Track down each line that has the word "Ingeniería" and copy it.
==== Exercise material
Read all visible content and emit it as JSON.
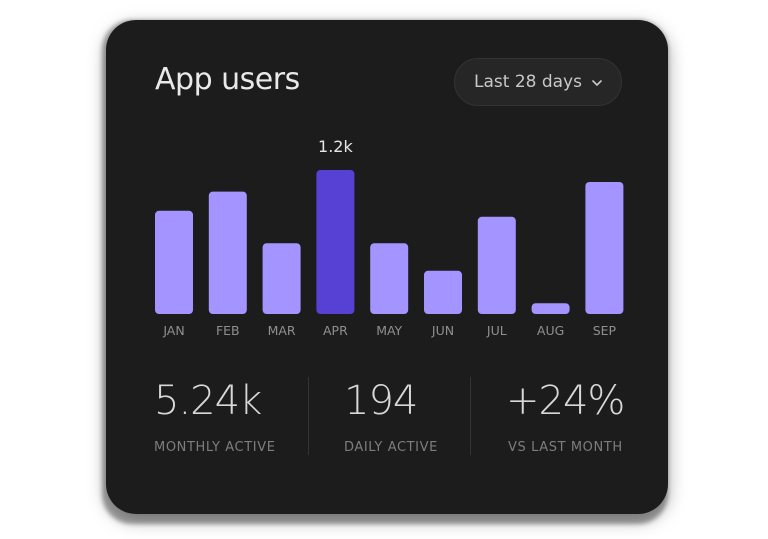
{
  "card": {
    "title": "App users",
    "range_label": "Last 28 days"
  },
  "chart_data": {
    "type": "bar",
    "categories": [
      "JAN",
      "FEB",
      "MAR",
      "APR",
      "MAY",
      "JUN",
      "JUL",
      "AUG",
      "SEP"
    ],
    "values": [
      860,
      1020,
      590,
      1200,
      590,
      360,
      810,
      90,
      1100
    ],
    "highlighted_index": 3,
    "highlight_label": "1.2k",
    "bar_color": "#a394ff",
    "highlight_color": "#5740d4",
    "ylim": [
      0,
      1200
    ]
  },
  "stats": [
    {
      "value": "5.24k",
      "label": "MONTHLY ACTIVE"
    },
    {
      "value": "194",
      "label": "DAILY ACTIVE"
    },
    {
      "value": "+24%",
      "label": "VS LAST MONTH"
    }
  ],
  "colors": {
    "card_bg": "#1c1c1c",
    "muted_text": "#7d7d7d"
  }
}
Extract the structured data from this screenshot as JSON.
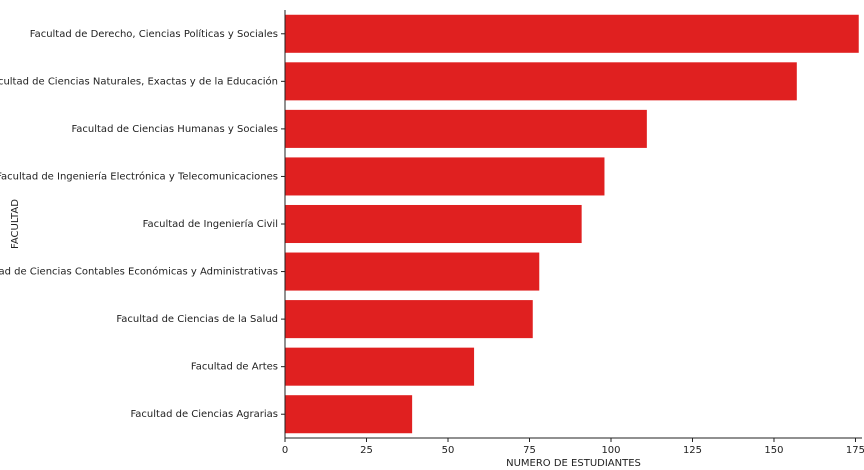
{
  "chart_data": {
    "type": "bar",
    "orientation": "horizontal",
    "categories": [
      "Facultad de Derecho, Ciencias Políticas y Sociales",
      "Facultad de Ciencias Naturales, Exactas y de la Educación",
      "Facultad de Ciencias Humanas y Sociales",
      "Facultad de Ingeniería Electrónica y Telecomunicaciones",
      "Facultad de Ingeniería Civil",
      "Facultad de Ciencias Contables Económicas y Administrativas",
      "Facultad de Ciencias de la Salud",
      "Facultad de Artes",
      "Facultad de Ciencias Agrarias"
    ],
    "values": [
      176,
      157,
      111,
      98,
      91,
      78,
      76,
      58,
      39
    ],
    "xlabel": "NUMERO DE ESTUDIANTES",
    "ylabel": "FACULTAD",
    "xlim": [
      0,
      177
    ],
    "xticks": [
      0,
      25,
      50,
      75,
      100,
      125,
      150,
      175
    ],
    "bar_color": "#e02020",
    "grid": false
  }
}
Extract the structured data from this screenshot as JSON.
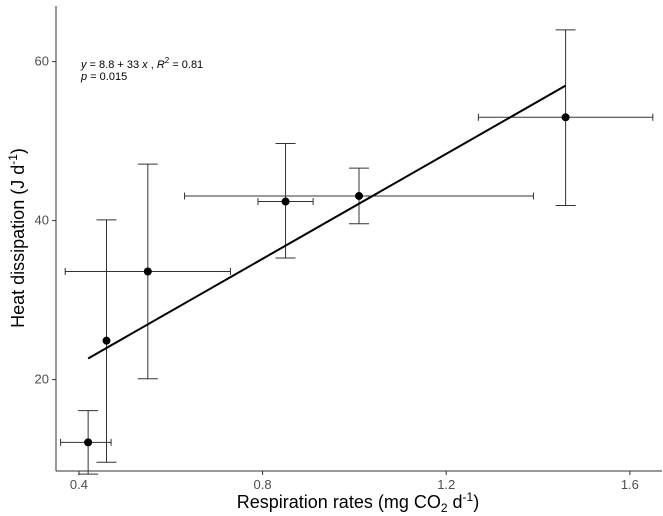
{
  "chart_data": {
    "type": "scatter",
    "xlabel_main": "Respiration rates (mg CO",
    "xlabel_sub": "2",
    "xlabel_mid": " d",
    "xlabel_sup": "-1",
    "xlabel_end": ")",
    "ylabel_main": "Heat dissipation (J d",
    "ylabel_sup": "-1",
    "ylabel_end": ")",
    "xlim": [
      0.35,
      1.67
    ],
    "ylim": [
      8.5,
      67
    ],
    "x_ticks": [
      0.4,
      0.8,
      1.2,
      1.6
    ],
    "x_tick_labels": [
      "0.4",
      "0.8",
      "1.2",
      "1.6"
    ],
    "y_ticks": [
      20,
      40,
      60
    ],
    "y_tick_labels": [
      "20",
      "40",
      "60"
    ],
    "grid": false,
    "points": [
      {
        "x": 0.42,
        "y": 12.1,
        "x_lo": 0.36,
        "x_hi": 0.47,
        "y_lo": 8.1,
        "y_hi": 16.1
      },
      {
        "x": 0.46,
        "y": 24.9,
        "x_lo": 0.46,
        "x_hi": 0.46,
        "y_lo": 9.6,
        "y_hi": 40.1
      },
      {
        "x": 0.55,
        "y": 33.6,
        "x_lo": 0.37,
        "x_hi": 0.73,
        "y_lo": 20.1,
        "y_hi": 47.1
      },
      {
        "x": 0.85,
        "y": 42.4,
        "x_lo": 0.79,
        "x_hi": 0.91,
        "y_lo": 35.3,
        "y_hi": 49.7
      },
      {
        "x": 1.01,
        "y": 43.1,
        "x_lo": 0.63,
        "x_hi": 1.39,
        "y_lo": 39.6,
        "y_hi": 46.6
      },
      {
        "x": 1.46,
        "y": 53.0,
        "x_lo": 1.27,
        "x_hi": 1.65,
        "y_lo": 41.9,
        "y_hi": 64.0
      }
    ],
    "fit_line": {
      "intercept": 8.8,
      "slope": 33,
      "x_start": 0.42,
      "x_end": 1.46
    },
    "annotation": {
      "eq_y": "y",
      "eq_body": " = 8.8 + 33 ",
      "eq_x": "x",
      "eq_sep": " , ",
      "eq_r": "R",
      "eq_r_sup": "2",
      "eq_r_val": " = 0.81",
      "p_label": "p",
      "p_val": " = 0.015"
    }
  }
}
========
* Task solution
      "Facultad de Ingeniería Electrónica y Telecomunicaciones",
      "Facultad de Ingeniería Civil",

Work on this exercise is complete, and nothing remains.